Check each line of the listing below for the word "utente" and say how many lines have it. Nothing else should be written.

* * * *

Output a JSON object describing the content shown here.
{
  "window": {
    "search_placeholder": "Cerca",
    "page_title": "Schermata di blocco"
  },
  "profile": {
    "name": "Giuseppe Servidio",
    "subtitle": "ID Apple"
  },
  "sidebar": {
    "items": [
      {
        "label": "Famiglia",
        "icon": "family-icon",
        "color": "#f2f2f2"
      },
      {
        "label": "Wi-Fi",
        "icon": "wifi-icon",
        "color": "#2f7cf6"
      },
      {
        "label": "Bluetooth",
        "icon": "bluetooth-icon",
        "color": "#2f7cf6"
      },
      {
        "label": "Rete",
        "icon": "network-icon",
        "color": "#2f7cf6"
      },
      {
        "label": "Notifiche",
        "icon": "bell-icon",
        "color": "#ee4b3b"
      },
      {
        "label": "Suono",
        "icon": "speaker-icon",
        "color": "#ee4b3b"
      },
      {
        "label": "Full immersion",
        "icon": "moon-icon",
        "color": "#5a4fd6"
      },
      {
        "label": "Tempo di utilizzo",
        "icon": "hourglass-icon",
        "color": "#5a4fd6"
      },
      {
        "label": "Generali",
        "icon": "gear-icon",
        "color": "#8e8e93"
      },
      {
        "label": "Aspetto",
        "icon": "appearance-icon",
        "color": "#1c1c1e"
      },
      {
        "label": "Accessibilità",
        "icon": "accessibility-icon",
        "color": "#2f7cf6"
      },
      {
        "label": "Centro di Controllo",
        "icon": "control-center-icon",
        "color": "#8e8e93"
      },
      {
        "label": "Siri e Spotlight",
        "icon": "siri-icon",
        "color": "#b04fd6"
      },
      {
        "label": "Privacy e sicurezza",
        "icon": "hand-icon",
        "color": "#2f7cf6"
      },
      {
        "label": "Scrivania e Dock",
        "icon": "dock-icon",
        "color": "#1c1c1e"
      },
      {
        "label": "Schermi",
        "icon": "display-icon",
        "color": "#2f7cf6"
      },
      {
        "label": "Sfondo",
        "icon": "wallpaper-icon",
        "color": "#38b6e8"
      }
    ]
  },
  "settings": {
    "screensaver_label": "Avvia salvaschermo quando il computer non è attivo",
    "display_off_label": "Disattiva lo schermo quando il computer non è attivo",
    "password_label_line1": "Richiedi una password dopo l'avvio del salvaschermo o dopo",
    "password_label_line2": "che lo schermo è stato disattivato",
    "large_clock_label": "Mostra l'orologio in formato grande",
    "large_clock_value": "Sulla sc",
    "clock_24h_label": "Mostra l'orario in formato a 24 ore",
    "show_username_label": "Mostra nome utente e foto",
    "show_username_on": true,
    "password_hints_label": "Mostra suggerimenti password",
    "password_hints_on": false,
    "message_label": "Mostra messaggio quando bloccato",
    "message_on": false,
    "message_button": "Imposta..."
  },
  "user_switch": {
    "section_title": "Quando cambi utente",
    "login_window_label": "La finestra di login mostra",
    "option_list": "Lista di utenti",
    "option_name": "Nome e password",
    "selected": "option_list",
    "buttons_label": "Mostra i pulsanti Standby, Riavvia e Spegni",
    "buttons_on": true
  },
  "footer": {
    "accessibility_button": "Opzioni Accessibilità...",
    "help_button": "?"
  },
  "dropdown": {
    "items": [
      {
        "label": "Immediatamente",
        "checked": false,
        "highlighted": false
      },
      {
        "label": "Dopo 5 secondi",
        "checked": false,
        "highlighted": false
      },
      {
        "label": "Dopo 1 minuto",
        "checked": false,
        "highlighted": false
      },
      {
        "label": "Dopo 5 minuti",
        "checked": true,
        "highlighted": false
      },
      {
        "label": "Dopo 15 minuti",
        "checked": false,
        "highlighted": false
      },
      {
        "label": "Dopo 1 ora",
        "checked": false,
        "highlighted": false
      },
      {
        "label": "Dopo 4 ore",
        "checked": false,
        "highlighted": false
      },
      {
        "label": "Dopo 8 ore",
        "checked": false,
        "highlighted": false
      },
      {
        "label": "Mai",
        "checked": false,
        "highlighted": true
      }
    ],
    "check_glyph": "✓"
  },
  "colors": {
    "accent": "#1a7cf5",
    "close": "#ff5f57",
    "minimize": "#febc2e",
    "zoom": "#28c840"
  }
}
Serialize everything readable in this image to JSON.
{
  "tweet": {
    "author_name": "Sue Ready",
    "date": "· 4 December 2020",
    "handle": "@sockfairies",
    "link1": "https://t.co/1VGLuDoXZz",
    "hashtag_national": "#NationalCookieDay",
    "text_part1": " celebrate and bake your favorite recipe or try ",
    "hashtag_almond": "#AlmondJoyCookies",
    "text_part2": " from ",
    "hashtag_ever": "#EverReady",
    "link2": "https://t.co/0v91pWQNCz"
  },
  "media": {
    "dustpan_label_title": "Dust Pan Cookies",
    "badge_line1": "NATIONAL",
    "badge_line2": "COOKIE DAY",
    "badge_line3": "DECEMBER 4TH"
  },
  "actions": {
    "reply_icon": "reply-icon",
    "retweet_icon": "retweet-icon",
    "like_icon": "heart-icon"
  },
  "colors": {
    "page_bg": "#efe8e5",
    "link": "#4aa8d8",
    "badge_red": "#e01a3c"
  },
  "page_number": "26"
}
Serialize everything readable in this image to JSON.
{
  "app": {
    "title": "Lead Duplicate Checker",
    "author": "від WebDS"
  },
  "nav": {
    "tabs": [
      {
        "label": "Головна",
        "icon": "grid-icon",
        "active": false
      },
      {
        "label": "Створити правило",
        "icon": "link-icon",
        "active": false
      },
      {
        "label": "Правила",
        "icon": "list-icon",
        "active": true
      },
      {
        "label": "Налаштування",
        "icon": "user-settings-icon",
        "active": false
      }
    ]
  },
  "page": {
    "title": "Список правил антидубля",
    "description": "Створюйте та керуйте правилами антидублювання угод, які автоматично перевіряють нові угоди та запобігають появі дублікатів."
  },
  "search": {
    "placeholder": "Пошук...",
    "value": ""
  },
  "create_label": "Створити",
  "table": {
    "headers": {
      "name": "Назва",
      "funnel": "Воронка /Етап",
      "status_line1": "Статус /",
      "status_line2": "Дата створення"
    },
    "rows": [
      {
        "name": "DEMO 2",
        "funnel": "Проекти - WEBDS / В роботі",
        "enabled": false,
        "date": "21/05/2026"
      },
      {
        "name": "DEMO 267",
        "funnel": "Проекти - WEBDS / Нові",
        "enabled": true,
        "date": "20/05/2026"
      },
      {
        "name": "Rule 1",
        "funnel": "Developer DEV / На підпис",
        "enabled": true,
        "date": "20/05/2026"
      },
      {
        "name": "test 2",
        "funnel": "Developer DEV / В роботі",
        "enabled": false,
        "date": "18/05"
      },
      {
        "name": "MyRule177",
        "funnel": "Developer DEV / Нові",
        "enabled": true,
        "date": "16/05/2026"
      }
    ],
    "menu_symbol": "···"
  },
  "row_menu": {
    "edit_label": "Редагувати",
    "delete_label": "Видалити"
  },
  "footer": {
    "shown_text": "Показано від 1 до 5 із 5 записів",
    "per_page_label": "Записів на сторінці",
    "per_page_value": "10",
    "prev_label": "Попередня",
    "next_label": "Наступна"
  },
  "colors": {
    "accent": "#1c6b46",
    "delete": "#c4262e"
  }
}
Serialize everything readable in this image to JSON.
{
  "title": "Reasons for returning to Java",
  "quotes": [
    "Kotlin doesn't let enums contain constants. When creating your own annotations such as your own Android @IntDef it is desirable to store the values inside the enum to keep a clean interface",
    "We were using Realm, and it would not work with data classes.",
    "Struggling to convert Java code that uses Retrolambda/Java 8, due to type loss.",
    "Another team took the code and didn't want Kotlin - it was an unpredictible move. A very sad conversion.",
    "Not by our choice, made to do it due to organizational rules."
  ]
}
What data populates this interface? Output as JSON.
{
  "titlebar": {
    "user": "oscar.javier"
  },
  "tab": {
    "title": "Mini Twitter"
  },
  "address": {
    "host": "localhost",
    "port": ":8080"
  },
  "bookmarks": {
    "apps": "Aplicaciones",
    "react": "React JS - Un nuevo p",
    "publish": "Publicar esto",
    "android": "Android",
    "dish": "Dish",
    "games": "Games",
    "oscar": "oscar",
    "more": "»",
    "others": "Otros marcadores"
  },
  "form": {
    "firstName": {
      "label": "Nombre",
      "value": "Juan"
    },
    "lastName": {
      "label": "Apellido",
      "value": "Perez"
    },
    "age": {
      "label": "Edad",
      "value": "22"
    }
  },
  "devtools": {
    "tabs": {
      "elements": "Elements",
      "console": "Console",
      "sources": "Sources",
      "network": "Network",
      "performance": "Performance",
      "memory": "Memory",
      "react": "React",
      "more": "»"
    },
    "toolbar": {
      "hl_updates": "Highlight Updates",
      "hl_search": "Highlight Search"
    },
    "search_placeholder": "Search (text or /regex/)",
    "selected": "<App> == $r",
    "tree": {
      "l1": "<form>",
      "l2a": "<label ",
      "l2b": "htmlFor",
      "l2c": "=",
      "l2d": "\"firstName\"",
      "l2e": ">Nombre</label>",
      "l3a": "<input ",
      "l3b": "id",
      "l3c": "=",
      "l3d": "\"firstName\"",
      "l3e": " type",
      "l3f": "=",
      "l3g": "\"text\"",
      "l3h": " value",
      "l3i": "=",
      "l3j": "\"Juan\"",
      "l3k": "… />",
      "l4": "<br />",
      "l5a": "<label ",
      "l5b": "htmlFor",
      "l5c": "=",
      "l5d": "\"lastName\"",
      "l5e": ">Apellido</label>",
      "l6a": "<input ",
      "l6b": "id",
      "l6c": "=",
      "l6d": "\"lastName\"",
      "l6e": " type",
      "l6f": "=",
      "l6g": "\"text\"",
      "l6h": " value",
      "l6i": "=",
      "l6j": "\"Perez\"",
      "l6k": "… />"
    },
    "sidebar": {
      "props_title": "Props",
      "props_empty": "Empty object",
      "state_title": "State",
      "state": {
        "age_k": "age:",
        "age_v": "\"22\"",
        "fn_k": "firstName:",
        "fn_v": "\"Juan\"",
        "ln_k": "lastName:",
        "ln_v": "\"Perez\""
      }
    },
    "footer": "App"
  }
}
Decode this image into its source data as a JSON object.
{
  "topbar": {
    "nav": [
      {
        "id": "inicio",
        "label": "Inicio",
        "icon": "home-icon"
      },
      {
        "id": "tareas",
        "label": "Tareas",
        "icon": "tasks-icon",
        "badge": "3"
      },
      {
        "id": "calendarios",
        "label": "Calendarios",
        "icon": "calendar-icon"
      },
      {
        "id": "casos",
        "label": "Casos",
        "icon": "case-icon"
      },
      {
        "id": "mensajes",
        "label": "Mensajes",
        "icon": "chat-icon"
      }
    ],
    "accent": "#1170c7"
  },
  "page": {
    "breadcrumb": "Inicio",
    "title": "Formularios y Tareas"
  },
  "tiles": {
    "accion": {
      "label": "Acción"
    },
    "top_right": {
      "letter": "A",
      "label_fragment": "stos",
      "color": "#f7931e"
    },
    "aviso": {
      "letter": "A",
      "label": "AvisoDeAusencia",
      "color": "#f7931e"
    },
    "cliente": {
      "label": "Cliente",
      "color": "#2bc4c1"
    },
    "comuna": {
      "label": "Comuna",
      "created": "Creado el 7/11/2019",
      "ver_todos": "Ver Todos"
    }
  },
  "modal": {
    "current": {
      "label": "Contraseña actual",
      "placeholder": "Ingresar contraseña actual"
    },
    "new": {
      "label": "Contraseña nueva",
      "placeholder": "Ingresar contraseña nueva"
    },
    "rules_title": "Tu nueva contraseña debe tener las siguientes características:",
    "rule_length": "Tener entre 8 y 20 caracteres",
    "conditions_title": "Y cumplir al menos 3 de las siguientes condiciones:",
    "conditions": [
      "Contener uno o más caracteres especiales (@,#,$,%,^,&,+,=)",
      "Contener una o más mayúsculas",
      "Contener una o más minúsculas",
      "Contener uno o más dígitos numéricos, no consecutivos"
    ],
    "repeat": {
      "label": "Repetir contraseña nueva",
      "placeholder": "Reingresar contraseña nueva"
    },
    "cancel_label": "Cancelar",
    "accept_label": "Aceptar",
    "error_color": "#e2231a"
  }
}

* * * *

| Written reply |
2